- SHORT TASK
Seek out every line containing the word "data", and copy each.

- RECORDS SUPPLIED
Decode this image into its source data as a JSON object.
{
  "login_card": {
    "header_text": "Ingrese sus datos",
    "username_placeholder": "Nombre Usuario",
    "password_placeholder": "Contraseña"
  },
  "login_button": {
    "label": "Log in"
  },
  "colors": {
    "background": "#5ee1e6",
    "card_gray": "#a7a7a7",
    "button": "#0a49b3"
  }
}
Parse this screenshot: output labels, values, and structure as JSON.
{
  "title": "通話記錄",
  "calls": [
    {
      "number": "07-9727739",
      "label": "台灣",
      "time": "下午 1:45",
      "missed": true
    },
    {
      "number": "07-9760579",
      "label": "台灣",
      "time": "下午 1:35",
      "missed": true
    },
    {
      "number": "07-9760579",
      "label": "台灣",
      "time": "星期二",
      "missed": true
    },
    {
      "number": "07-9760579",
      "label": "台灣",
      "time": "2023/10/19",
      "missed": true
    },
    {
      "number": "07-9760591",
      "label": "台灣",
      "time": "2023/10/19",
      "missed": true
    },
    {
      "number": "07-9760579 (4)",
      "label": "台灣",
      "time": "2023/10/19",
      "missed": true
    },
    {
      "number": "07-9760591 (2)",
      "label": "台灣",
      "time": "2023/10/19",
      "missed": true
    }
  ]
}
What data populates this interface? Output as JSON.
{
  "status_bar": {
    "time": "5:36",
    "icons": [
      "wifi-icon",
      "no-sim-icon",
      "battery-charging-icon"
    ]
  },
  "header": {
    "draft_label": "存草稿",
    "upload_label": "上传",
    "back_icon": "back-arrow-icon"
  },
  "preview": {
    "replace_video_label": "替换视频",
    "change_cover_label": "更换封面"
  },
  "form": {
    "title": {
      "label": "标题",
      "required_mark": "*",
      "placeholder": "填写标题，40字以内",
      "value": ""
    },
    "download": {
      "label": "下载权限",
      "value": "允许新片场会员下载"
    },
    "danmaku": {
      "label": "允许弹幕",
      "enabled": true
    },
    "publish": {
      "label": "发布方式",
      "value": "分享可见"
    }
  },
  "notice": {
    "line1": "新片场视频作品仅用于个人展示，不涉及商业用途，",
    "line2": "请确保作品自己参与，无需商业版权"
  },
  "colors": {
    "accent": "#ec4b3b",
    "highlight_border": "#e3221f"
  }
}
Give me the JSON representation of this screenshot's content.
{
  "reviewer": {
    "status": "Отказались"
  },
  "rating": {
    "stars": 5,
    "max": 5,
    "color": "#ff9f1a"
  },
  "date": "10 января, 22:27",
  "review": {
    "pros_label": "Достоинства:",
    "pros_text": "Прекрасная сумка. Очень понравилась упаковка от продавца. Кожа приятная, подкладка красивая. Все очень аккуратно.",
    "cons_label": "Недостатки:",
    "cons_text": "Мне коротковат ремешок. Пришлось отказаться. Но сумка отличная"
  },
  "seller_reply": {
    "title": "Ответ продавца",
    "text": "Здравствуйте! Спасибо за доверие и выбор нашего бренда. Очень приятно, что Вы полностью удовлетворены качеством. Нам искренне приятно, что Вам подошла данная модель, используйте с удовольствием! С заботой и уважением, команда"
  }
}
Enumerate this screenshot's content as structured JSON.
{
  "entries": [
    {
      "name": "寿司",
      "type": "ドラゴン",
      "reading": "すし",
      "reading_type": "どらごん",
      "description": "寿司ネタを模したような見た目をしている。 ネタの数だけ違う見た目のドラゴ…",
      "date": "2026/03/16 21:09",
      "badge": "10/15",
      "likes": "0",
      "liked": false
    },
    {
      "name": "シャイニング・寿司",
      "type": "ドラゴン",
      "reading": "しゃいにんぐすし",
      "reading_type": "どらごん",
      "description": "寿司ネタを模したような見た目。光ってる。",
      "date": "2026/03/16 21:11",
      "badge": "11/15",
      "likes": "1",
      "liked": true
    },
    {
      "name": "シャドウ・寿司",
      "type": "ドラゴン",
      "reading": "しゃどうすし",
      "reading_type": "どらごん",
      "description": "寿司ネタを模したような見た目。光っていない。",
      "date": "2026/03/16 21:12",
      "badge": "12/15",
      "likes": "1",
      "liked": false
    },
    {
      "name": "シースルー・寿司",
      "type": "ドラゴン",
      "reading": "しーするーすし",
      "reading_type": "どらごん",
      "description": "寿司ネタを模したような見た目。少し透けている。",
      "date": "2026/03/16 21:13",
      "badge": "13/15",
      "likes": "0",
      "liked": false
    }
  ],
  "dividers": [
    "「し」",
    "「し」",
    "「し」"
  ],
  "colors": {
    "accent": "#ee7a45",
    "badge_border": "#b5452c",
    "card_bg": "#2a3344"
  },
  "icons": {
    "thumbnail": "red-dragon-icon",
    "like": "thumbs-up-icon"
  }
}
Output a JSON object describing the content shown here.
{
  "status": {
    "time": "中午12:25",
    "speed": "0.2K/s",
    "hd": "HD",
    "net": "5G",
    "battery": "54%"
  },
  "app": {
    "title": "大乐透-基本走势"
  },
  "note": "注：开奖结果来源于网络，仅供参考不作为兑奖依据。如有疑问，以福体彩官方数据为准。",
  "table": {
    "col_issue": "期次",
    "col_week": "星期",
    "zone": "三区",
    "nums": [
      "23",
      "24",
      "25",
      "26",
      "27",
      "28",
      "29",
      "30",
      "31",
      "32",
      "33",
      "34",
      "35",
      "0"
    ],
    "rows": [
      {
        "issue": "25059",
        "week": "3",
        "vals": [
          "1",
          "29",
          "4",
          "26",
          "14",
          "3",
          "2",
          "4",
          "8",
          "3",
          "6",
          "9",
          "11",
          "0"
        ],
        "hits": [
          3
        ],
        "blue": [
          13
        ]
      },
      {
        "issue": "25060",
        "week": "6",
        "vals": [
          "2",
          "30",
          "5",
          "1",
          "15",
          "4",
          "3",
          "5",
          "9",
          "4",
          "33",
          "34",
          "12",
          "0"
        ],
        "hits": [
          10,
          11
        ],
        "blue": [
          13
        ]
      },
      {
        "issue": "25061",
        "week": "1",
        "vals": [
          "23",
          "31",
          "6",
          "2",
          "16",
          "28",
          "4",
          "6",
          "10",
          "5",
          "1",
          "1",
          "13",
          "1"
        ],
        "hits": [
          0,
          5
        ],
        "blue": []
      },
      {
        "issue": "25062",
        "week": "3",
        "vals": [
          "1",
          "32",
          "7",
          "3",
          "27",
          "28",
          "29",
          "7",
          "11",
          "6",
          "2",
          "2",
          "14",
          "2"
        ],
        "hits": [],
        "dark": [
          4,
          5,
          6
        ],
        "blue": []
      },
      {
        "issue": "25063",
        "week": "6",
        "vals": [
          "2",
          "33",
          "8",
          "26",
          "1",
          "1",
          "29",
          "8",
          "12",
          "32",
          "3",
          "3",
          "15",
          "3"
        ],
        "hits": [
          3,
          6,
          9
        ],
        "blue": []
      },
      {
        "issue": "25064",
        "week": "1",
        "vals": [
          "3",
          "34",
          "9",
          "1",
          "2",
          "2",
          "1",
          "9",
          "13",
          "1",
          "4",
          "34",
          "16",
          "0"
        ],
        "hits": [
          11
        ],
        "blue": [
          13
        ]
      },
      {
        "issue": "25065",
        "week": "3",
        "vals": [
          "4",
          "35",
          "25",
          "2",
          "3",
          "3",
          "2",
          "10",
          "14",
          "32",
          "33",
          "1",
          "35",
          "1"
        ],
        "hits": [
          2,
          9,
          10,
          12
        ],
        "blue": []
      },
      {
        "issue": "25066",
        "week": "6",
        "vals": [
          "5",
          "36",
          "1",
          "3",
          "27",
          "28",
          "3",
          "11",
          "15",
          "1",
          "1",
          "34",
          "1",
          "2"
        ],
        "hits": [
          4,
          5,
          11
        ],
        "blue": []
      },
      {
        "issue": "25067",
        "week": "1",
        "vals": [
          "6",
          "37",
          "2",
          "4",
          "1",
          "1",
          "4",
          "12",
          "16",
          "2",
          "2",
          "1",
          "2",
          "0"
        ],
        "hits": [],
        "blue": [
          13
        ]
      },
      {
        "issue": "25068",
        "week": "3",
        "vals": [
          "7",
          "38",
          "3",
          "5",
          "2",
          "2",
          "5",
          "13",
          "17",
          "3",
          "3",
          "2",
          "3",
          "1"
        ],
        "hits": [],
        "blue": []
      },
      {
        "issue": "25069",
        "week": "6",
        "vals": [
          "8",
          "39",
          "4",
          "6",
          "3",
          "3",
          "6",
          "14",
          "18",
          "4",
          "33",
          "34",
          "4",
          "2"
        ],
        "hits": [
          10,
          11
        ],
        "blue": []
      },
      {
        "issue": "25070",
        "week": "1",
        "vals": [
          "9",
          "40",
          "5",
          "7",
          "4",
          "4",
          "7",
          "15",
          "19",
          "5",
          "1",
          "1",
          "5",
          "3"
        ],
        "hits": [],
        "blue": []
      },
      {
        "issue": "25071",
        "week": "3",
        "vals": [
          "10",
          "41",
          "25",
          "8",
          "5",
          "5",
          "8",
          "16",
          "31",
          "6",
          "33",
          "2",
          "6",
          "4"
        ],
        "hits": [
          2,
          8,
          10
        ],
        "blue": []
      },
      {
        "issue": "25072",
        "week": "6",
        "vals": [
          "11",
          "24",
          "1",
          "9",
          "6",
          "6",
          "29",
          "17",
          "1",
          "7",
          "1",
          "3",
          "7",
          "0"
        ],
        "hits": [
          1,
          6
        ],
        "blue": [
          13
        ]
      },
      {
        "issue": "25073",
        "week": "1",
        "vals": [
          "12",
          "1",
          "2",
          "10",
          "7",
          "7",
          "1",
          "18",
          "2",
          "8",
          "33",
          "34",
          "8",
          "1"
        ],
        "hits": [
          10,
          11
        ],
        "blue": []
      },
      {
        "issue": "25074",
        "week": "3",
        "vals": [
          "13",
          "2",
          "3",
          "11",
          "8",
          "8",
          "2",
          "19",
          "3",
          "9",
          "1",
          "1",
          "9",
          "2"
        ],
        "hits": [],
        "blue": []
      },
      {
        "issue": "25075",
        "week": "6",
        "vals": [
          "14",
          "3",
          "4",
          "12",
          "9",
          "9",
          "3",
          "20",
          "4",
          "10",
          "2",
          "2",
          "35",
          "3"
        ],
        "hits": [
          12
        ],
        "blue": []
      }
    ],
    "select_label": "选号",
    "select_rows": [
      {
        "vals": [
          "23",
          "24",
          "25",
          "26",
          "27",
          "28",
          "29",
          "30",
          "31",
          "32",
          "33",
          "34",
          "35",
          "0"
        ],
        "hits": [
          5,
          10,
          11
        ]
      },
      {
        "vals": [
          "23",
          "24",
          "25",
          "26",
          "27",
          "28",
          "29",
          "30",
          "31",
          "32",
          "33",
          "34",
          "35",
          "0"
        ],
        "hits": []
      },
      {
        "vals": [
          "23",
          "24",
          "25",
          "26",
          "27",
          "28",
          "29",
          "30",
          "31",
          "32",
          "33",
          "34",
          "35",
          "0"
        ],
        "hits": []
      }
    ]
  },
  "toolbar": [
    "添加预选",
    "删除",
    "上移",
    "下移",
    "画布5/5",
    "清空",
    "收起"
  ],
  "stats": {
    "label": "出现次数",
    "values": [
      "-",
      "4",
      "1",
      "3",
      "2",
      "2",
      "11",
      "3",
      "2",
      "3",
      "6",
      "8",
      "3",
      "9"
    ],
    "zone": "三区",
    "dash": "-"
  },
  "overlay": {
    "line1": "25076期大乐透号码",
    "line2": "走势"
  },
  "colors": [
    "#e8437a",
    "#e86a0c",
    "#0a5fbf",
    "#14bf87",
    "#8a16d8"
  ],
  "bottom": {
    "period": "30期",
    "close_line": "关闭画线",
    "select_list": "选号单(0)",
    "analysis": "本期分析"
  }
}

- WRITTEN REPLY
Decode this image into its source data as a JSON object.
What data populates this interface? Output as JSON.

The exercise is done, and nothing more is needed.